TASK SET –
A - According to the text on quality of life during pregnancy, in which trimester did pregnant women have the lowest GHV scores?
B - Carry the text on quality of life during pregnancy further from its last sentence.

TEXT UNDER STUDY –
QoL during pregnancy

We hypothesized that a significant number of the women would have low QoL and that this estimated prevalence would increase over time. QoL did change significantly over time with women in the 3rd trimester having a significantly lower mean QoL, lower physical health and lower role physical scores compared with the 1st and 2nd trimesters. Our study also found that GHV scores were lowest in pregnant women in their 1st trimester, and scores did not differ significantly between the 2nd and 3rd trimesters. Our results are similar to those of Chang et al. who found that pregnant Taiwanese women increased in GHV across trimesters with a significant difference between early and mid-pregnancy but no difference between mid and late pregnancy [33]. We found that pregnant women in their 3rd trimester had the lowest role emotional scores, but this did not differ from those during their 1st trimester. Our results agree with findings from two earlier studies which found that role physical scores decreased from early to late pregnancy but there was no difference between early to mid-pregnancy role physical scores [32, 33]. Chang et al. also found that role emotional scores were stable throughout pregnancy, which was similar to our results. Our findings may be related to common symptoms in early pregnancy such as feeling weak, low energy, nausea and vomiting [75] which are unwanted side effects experienced as a result of the hormonal changes that occur. These symptoms not only affect the physical health of pregnant women but can also negatively impact their psychological function [37]. In the 2nd and 3rd trimesters however, these symptoms may disappear, and women may gain more energy, thus improving GHV.

SUPPLIED INFORMATION –
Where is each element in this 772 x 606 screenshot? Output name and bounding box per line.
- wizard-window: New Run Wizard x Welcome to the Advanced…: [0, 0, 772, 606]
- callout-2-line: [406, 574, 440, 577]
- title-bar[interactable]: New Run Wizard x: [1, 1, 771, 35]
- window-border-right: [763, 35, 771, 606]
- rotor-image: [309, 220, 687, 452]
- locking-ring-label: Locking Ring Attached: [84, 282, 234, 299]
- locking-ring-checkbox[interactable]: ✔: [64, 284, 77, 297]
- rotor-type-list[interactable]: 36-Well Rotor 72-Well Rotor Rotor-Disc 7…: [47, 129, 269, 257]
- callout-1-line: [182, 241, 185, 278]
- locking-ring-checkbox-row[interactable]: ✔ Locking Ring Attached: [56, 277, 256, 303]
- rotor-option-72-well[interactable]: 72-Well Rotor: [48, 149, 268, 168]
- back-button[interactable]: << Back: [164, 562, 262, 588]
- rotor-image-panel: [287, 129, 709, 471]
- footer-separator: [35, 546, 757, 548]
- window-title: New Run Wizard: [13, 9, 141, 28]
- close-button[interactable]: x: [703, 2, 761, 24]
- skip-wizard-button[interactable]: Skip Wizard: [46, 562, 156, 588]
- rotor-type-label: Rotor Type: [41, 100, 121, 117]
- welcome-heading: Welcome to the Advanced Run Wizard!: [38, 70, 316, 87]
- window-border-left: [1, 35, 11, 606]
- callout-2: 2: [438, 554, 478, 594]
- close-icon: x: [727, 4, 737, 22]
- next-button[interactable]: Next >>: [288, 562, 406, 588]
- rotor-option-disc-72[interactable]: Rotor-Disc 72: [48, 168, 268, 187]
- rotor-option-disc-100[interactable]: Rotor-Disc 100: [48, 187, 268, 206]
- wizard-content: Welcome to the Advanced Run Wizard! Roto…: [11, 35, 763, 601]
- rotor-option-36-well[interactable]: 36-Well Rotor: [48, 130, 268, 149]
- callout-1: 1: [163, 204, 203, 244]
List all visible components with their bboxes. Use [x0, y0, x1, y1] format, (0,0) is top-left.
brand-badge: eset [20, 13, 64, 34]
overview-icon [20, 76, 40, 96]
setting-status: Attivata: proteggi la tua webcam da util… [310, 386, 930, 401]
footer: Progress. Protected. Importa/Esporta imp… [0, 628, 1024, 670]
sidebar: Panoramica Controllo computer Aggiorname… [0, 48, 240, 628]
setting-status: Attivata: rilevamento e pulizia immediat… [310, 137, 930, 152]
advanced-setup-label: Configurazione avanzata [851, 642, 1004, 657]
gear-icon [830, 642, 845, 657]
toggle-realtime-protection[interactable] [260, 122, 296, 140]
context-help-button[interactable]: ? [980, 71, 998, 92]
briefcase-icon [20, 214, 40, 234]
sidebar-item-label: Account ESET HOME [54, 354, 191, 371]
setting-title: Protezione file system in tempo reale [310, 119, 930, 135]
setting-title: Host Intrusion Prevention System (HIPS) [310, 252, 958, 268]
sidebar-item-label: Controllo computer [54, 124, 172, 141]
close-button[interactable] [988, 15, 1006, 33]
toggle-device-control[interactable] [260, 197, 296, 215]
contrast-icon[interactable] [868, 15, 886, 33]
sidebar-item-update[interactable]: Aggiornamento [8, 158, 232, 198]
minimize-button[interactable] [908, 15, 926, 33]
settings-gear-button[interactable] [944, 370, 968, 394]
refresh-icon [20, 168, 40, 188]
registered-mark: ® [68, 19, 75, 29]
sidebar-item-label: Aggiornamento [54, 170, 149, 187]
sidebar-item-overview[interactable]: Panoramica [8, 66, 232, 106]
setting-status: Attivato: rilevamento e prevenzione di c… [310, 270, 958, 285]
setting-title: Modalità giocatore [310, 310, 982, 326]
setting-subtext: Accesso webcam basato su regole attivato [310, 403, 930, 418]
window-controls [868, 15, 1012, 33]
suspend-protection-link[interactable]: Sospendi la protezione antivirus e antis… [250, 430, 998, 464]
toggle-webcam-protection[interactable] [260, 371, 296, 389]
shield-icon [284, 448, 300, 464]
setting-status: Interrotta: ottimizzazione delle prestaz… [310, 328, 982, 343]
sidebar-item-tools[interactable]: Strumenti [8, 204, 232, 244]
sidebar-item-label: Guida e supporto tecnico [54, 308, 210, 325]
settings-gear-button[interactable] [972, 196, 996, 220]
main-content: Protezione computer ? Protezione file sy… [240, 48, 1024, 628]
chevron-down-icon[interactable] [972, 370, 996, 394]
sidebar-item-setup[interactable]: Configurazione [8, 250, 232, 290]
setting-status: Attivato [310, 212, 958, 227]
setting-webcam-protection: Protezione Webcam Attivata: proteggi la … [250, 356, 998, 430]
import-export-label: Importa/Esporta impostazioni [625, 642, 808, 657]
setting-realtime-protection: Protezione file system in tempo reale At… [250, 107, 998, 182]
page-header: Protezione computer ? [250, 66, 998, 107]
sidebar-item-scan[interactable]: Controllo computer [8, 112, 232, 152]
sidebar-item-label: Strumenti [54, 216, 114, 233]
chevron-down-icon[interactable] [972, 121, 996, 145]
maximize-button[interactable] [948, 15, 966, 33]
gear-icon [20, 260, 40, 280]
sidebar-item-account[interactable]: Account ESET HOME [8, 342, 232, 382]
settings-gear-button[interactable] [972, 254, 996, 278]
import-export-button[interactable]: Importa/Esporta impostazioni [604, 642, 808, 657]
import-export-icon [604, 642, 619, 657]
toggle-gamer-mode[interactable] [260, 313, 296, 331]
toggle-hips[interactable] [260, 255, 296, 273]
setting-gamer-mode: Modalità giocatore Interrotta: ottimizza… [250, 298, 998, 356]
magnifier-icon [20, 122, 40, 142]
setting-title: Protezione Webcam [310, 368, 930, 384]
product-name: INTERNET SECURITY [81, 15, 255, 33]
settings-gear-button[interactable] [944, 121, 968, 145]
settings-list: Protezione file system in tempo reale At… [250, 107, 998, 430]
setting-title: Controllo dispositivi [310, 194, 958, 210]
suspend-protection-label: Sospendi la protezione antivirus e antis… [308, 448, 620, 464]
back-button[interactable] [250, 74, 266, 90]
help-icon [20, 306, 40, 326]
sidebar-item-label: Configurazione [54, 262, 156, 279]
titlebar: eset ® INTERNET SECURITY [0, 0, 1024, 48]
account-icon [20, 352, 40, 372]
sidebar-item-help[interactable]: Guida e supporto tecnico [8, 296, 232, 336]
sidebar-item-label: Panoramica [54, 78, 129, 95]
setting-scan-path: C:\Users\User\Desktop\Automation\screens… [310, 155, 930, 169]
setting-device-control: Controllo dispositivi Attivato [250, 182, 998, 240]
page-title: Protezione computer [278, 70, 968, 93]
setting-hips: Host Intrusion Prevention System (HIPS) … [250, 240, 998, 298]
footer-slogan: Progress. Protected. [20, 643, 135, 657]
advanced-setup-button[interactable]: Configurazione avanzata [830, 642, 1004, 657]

RESULTS FOR THE EXERCISE –
A - The 1st trimester.

B -
We found that gestational age was a negative predictor for total QoL, even after controlling for parity, marital status and food insecurity. Our findings agree with a study in France by Morin et al. [34], who assessed QoL at each month during pregnancy and found that QoL decreased significantly over time during pregnancy and decreased further between the 4th and 8th months. Similar to our study, Hueston and Kasik-Miller also found that physical health and role physical domains decreased with gestational age [32]. It is important to note that food insecurity was a significant predictor of total QoL and this emphasizes the need to address food insecurity particularly among pregnant women to improve QoL during pregnancy.

The main limitation of this study was sample size due to a dropout rate of 37.8% from the 1st to 2nd trimesters. Reasons such as miscarriages, husband refusing participation of their spouse in research, unanswered phone calls, phone switched off, and relocation accounted for the high dropout rate in this study. Another limitation could potentially be the new cut off developed for this population which must be validated in other studies, even though the prevalence estimate of psychosocial outcomes between the two cut offs was not different. Strengths of this study include the longitudinal nature which assessed psychosocial outcomes throughout pregnancy and including a population and culture which has been understudied. Another strength is the fact that we ran psychometric analyses on the psychosocial outcome scales and thus, we are confident of the results of our analyses.